# Direction
Go through the material and pull out every line with the string "doanh" in it.

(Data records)
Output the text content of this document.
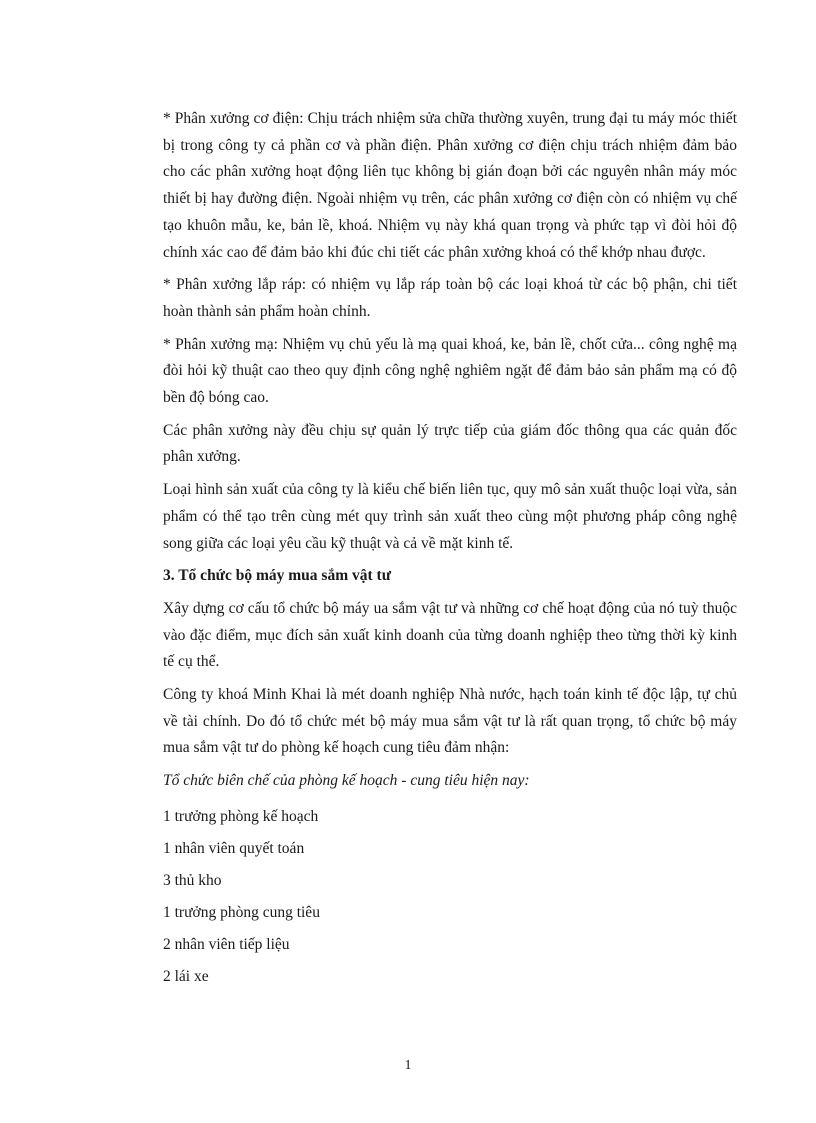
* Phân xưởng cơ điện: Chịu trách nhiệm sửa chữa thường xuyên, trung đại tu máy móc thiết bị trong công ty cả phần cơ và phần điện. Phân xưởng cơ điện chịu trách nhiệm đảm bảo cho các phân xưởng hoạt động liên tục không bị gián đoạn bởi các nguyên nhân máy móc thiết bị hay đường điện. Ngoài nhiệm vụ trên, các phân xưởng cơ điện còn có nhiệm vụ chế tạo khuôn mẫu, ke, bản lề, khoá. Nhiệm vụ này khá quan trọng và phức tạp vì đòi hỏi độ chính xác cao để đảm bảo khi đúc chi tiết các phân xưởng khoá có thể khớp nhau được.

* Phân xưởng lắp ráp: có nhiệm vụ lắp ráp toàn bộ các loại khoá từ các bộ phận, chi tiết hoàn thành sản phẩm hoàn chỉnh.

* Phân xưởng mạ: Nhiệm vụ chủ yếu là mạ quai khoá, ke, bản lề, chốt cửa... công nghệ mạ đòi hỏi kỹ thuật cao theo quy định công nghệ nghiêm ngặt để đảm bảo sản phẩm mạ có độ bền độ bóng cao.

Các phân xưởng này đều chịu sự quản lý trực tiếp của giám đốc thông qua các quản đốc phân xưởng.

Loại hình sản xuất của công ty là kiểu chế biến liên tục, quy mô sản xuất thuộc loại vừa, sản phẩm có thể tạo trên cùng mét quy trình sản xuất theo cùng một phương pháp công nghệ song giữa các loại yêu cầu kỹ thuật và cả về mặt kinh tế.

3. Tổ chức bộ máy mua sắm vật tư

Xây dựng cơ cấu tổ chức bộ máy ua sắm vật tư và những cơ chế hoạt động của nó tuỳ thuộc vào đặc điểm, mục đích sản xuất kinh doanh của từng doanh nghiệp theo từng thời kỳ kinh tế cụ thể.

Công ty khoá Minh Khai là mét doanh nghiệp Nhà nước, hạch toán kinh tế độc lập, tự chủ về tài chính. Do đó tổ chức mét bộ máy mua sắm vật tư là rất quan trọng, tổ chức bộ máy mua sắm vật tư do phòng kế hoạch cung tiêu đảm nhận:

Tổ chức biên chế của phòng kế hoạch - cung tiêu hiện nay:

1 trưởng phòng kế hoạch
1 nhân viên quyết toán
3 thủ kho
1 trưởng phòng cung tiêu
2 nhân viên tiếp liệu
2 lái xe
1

==

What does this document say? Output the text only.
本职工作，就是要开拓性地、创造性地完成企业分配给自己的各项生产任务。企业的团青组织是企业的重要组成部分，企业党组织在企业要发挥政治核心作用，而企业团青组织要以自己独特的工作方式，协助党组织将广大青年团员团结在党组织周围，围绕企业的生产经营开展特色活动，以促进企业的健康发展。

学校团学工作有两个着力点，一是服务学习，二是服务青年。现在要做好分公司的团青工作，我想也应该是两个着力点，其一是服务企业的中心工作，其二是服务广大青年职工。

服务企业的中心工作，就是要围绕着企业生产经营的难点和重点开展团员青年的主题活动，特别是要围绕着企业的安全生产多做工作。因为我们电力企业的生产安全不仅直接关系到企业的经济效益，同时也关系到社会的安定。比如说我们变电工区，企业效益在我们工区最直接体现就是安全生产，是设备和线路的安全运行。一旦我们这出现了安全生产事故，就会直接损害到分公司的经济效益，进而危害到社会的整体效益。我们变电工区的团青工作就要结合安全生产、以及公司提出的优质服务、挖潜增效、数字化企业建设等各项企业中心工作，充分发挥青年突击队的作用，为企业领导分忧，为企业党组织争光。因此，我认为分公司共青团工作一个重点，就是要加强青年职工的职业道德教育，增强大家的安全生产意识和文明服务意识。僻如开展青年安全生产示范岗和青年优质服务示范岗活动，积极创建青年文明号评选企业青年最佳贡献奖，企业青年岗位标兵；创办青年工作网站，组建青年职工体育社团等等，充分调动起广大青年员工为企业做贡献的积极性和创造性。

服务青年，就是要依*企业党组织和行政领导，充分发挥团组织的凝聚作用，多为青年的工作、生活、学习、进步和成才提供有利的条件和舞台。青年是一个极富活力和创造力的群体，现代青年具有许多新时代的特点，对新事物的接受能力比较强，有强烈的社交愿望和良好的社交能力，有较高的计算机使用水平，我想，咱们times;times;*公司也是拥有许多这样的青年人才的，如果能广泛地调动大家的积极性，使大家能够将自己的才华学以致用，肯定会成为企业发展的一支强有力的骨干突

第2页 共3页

---

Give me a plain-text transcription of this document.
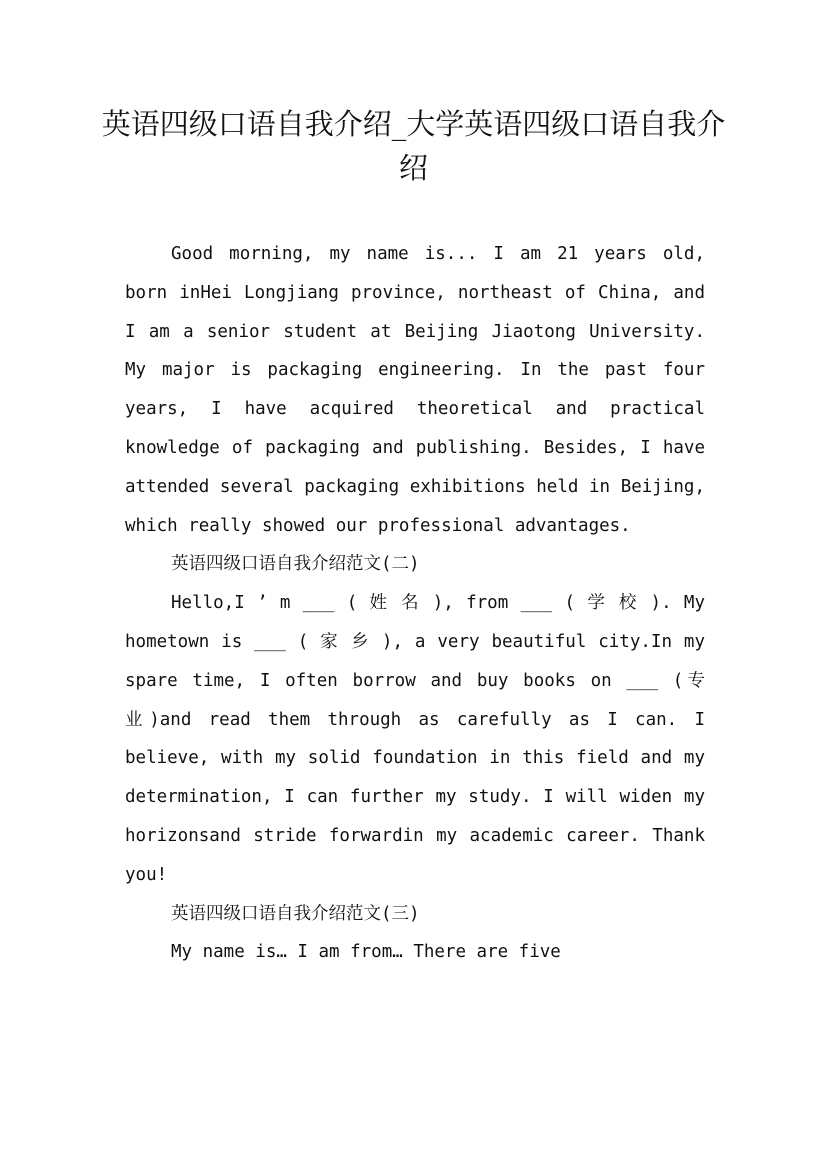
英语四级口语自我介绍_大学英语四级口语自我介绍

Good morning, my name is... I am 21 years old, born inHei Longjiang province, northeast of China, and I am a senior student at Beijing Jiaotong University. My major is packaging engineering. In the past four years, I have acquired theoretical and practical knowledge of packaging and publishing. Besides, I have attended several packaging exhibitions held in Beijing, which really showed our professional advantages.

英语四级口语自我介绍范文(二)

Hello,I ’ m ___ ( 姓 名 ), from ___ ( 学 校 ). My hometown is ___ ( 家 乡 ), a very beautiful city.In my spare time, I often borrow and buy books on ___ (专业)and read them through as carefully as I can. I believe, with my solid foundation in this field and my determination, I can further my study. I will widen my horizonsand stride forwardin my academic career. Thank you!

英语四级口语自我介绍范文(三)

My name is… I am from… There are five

# The result
Xây dựng cơ cấu tổ chức bộ máy ua sắm vật tư và những cơ chế hoạt động của nó tuỳ thuộc vào đặc điểm, mục đích sản xuất kinh doanh của từng doanh nghiệp theo từng thời kỳ kinh tế cụ thể.
Công ty khoá Minh Khai là mét doanh nghiệp Nhà nước, hạch toán kinh tế độc lập, tự chủ về tài chính. Do đó tổ chức mét bộ máy mua sắm vật tư là rất quan trọng, tổ chức bộ máy mua sắm vật tư do phòng kế hoạch cung tiêu đảm nhận:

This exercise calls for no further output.